_Given instruction_
Transcribe the material below exactly as it appears.
:: Record extracts
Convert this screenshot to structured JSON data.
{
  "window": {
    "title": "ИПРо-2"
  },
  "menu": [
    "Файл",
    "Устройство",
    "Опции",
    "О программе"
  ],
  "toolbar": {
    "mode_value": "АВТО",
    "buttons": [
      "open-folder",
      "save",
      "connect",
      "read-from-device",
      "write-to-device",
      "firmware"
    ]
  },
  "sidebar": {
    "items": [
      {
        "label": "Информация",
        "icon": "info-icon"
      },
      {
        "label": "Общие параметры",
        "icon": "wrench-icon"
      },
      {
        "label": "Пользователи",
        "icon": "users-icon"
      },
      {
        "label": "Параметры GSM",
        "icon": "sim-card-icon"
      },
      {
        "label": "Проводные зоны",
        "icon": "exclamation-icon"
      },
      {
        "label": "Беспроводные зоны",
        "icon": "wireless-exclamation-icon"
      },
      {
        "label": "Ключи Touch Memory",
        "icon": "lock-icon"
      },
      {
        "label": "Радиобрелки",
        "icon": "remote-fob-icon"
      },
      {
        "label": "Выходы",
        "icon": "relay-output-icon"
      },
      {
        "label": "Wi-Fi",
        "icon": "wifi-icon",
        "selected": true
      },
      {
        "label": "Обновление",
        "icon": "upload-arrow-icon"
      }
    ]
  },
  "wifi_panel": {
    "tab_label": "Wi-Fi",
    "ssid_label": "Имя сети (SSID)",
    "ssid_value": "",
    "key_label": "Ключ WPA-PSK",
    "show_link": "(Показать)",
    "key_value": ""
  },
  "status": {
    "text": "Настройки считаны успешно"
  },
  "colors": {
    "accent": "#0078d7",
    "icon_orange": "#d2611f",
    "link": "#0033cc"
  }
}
::::
_Task result_
Convert this screenshot to structured JSON data.
{
  "window": {
    "title": "ИПРо-2"
  },
  "menu": [
    "Файл",
    "Устройство",
    "Опции",
    "О программе"
  ],
  "toolbar": {
    "mode_value": "АВТО",
    "buttons": [
      "open-folder",
      "save",
      "connect",
      "read-from-device",
      "write-to-device",
      "firmware"
    ]
  },
  "sidebar": {
    "items": [
      {
        "label": "Информация",
        "icon": "info-icon"
      },
      {
        "label": "Общие параметры",
        "icon": "wrench-icon"
      },
      {
        "label": "Пользователи",
        "icon": "users-icon"
      },
      {
        "label": "Параметры GSM",
        "icon": "sim-card-icon"
      },
      {
        "label": "Проводные зоны",
        "icon": "exclamation-icon"
      },
      {
        "label": "Беспроводные зоны",
        "icon": "wireless-exclamation-icon"
      },
      {
        "label": "Ключи Touch Memory",
        "icon": "lock-icon"
      },
      {
        "label": "Радиобрелки",
        "icon": "remote-fob-icon"
      },
      {
        "label": "Выходы",
        "icon": "relay-output-icon"
      },
      {
        "label": "Wi-Fi",
        "icon": "wifi-icon",
        "selected": true
      },
      {
        "label": "Обновление",
        "icon": "upload-arrow-icon"
      }
    ]
  },
  "wifi_panel": {
    "tab_label": "Wi-Fi",
    "ssid_label": "Имя сети (SSID)",
    "ssid_value": "",
    "key_label": "Ключ WPA-PSK",
    "show_link": "(Показать)",
    "key_value": ""
  },
  "status": {
    "text": "Настройки считаны успешно"
  },
  "colors": {
    "accent": "#0078d7",
    "icon_orange": "#d2611f",
    "link": "#0033cc"
  }
}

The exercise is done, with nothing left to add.